# PROBLEM REQUIREMENTS
Print out the entries below with no edits.

# INPUT
-- begin --

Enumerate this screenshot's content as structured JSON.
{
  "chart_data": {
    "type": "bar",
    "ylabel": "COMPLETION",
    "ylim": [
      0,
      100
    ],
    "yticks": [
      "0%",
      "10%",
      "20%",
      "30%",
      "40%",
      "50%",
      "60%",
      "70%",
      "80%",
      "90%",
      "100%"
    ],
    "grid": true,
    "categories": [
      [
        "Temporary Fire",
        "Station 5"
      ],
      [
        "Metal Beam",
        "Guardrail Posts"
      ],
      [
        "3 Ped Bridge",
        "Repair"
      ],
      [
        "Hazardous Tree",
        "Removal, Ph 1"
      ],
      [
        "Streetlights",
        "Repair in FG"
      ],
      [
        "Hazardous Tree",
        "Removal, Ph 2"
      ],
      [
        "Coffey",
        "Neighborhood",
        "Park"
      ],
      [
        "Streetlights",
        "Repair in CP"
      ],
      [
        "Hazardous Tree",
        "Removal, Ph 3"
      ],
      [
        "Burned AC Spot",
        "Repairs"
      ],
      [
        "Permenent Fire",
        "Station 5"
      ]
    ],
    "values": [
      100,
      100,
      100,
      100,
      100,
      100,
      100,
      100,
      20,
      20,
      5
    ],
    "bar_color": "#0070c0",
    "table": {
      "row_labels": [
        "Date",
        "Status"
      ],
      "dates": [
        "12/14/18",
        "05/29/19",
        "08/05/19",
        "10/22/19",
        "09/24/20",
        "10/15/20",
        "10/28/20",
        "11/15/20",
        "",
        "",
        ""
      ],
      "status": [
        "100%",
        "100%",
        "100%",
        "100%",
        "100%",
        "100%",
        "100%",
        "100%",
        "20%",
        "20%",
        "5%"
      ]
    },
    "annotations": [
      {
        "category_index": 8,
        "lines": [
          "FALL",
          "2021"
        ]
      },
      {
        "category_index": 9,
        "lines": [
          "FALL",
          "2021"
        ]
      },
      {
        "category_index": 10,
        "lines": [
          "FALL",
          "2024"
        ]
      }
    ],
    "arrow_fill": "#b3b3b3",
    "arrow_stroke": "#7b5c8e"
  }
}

-- end --

# ANSWER
Enumerate this screenshot's content as structured JSON.
{
  "chart_data": {
    "type": "bar",
    "ylabel": "COMPLETION",
    "ylim": [
      0,
      100
    ],
    "yticks": [
      "0%",
      "10%",
      "20%",
      "30%",
      "40%",
      "50%",
      "60%",
      "70%",
      "80%",
      "90%",
      "100%"
    ],
    "grid": true,
    "categories": [
      [
        "Temporary Fire",
        "Station 5"
      ],
      [
        "Metal Beam",
        "Guardrail Posts"
      ],
      [
        "3 Ped Bridge",
        "Repair"
      ],
      [
        "Hazardous Tree",
        "Removal, Ph 1"
      ],
      [
        "Streetlights",
        "Repair in FG"
      ],
      [
        "Hazardous Tree",
        "Removal, Ph 2"
      ],
      [
        "Coffey",
        "Neighborhood",
        "Park"
      ],
      [
        "Streetlights",
        "Repair in CP"
      ],
      [
        "Hazardous Tree",
        "Removal, Ph 3"
      ],
      [
        "Burned AC Spot",
        "Repairs"
      ],
      [
        "Permenent Fire",
        "Station 5"
      ]
    ],
    "values": [
      100,
      100,
      100,
      100,
      100,
      100,
      100,
      100,
      20,
      20,
      5
    ],
    "bar_color": "#0070c0",
    "table": {
      "row_labels": [
        "Date",
        "Status"
      ],
      "dates": [
        "12/14/18",
        "05/29/19",
        "08/05/19",
        "10/22/19",
        "09/24/20",
        "10/15/20",
        "10/28/20",
        "11/15/20",
        "",
        "",
        ""
      ],
      "status": [
        "100%",
        "100%",
        "100%",
        "100%",
        "100%",
        "100%",
        "100%",
        "100%",
        "20%",
        "20%",
        "5%"
      ]
    },
    "annotations": [
      {
        "category_index": 8,
        "lines": [
          "FALL",
          "2021"
        ]
      },
      {
        "category_index": 9,
        "lines": [
          "FALL",
          "2021"
        ]
      },
      {
        "category_index": 10,
        "lines": [
          "FALL",
          "2024"
        ]
      }
    ],
    "arrow_fill": "#b3b3b3",
    "arrow_stroke": "#7b5c8e"
  }
}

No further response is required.